Stored records:

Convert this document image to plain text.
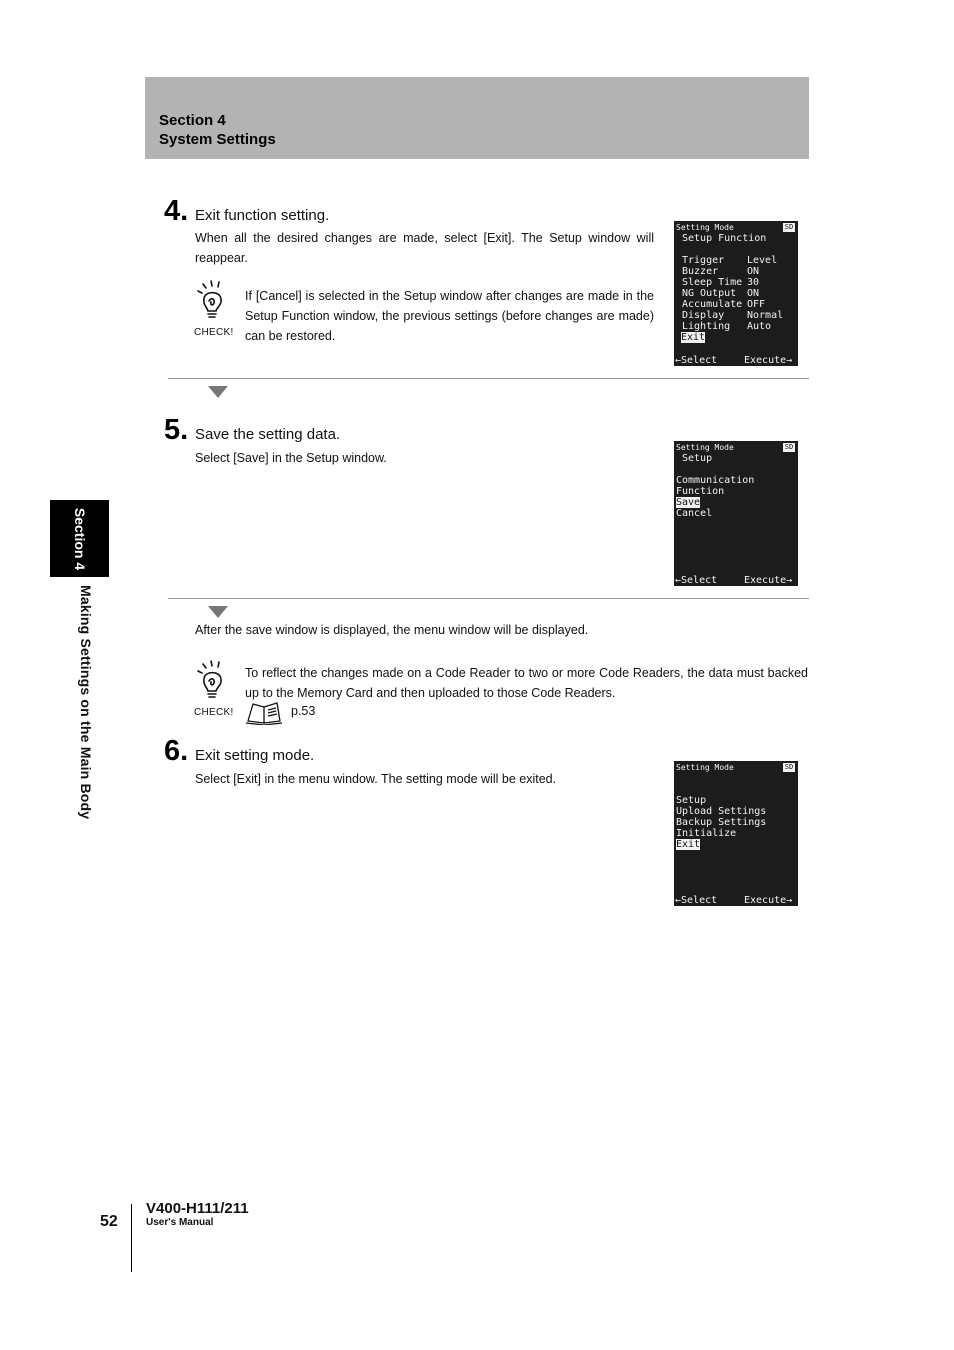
Section 4
System Settings
Section 4
Making Settings on the Main Body
4. Exit function setting.
When all the desired changes are made, select [Exit]. The Setup window will reappear.
CHECK!
If [Cancel] is selected in the Setup window after changes are made in the Setup Function window, the previous settings (before changes are made) can be restored.
Setting Mode	SD
Setup Function
Trigger Level
Buzzer	ON
Sleep Time 30
NG Output ON
Accumulate OFF
Display Normal
Lighting Auto
Exit
←Select	Execute→
5. Save the setting data.
Select [Save] in the Setup window.
Setting Mode	SD
Setup
Communication
Function
Save
Cancel
←Select	Execute→
After the save window is displayed, the menu window will be displayed.
CHECK!
To reflect the changes made on a Code Reader to two or more Code Readers, the data must backed up to the Memory Card and then uploaded to those Code Readers.
p.53
6. Exit setting mode.
Select [Exit] in the menu window. The setting mode will be exited.
Setting Mode	SD
Setup
Upload Settings
Backup Settings
Initialize
Exit
←Select	Execute→
52
V400-H111/211
User's Manual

Task: Pick out the lines containing the word "will" and show them.

Worked answer:
When all the desired changes are made, select [Exit]. The Setup window will reappear.
After the save window is displayed, the menu window will be displayed.
Select [Exit] in the menu window. The setting mode will be exited.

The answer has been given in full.